§ **WORK TO BE COMPLETED**: Each line that holds the word "Descending" should be returned.

§ **TASK INPUTS**:
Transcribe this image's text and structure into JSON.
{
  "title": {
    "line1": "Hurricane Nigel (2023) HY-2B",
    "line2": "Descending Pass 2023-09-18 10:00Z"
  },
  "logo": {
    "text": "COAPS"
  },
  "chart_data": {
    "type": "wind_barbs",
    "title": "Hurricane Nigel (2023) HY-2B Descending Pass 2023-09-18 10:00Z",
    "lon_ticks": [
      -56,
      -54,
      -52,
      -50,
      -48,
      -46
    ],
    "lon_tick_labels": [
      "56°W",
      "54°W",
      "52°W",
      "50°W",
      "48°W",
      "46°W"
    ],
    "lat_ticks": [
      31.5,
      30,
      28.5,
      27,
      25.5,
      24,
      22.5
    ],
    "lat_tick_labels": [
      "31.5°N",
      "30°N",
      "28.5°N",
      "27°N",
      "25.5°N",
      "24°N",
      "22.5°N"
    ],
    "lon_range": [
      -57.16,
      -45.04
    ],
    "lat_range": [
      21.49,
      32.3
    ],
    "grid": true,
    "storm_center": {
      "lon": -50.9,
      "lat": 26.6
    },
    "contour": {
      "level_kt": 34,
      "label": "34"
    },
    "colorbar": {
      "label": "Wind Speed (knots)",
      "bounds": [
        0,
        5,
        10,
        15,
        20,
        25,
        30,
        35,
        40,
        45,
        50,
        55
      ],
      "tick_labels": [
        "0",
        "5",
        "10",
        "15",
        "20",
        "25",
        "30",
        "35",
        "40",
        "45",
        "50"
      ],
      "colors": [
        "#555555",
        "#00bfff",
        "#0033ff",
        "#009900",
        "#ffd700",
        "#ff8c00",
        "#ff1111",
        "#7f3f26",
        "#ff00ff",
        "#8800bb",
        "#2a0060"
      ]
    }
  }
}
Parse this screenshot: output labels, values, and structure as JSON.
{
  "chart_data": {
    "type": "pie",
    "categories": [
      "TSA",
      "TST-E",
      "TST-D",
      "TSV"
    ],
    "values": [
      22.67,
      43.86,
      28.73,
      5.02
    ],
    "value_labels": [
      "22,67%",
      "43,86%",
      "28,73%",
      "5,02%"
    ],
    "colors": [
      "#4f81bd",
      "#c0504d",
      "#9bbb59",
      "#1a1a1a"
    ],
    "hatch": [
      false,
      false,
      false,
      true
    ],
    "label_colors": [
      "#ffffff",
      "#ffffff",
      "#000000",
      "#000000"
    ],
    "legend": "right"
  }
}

§ **COMPLETE ANSWER**:
    "line2": "Descending Pass 2023-09-18 10:00Z"
    "title": "Hurricane Nigel (2023) HY-2B Descending Pass 2023-09-18 10:00Z",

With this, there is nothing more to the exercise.